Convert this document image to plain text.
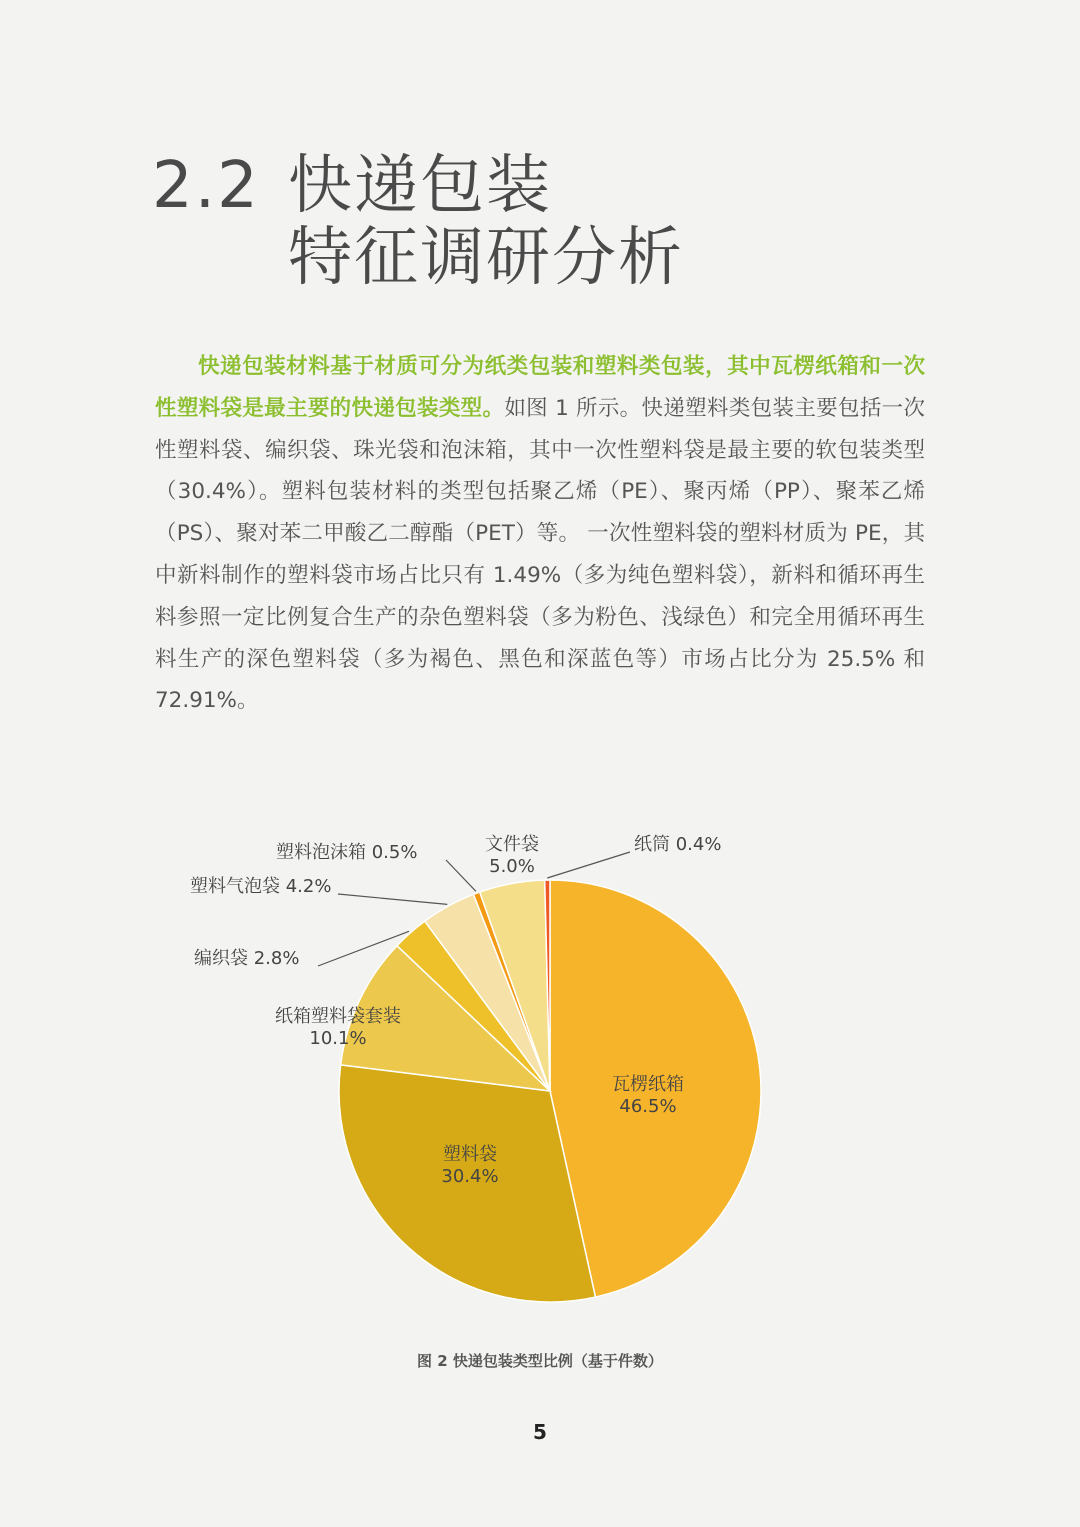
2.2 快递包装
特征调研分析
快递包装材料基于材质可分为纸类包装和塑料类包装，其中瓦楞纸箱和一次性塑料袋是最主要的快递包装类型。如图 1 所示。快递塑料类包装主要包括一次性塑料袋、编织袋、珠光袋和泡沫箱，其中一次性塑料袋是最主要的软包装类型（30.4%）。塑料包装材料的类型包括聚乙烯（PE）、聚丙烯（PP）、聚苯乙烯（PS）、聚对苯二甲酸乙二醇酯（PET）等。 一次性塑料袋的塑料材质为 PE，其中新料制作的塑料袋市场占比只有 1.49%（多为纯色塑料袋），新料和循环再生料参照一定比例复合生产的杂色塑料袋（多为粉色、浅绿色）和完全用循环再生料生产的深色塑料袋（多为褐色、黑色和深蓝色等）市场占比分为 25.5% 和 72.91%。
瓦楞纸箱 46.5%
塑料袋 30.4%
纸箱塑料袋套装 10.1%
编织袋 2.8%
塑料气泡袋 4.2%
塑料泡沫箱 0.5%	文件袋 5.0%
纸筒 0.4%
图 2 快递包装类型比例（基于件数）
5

•••

- [EXERCISE] Make an exact copy of every entry above, minus the images.

- [FINISHED TASK]
Convert this document image to plain text.
2.2 快递包装
特征调研分析
快递包装材料基于材质可分为纸类包装和塑料类包装，其中瓦楞纸箱和一次性塑料袋是最主要的快递包装类型。如图 1 所示。快递塑料类包装主要包括一次性塑料袋、编织袋、珠光袋和泡沫箱，其中一次性塑料袋是最主要的软包装类型（30.4%）。塑料包装材料的类型包括聚乙烯（PE）、聚丙烯（PP）、聚苯乙烯（PS）、聚对苯二甲酸乙二醇酯（PET）等。 一次性塑料袋的塑料材质为 PE，其中新料制作的塑料袋市场占比只有 1.49%（多为纯色塑料袋），新料和循环再生料参照一定比例复合生产的杂色塑料袋（多为粉色、浅绿色）和完全用循环再生料生产的深色塑料袋（多为褐色、黑色和深蓝色等）市场占比分为 25.5% 和 72.91%。
瓦楞纸箱 46.5%
塑料袋 30.4%
纸箱塑料袋套装 10.1%
编织袋 2.8%
塑料气泡袋 4.2%
塑料泡沫箱 0.5%	文件袋 5.0%
纸筒 0.4%
图 2 快递包装类型比例（基于件数）
5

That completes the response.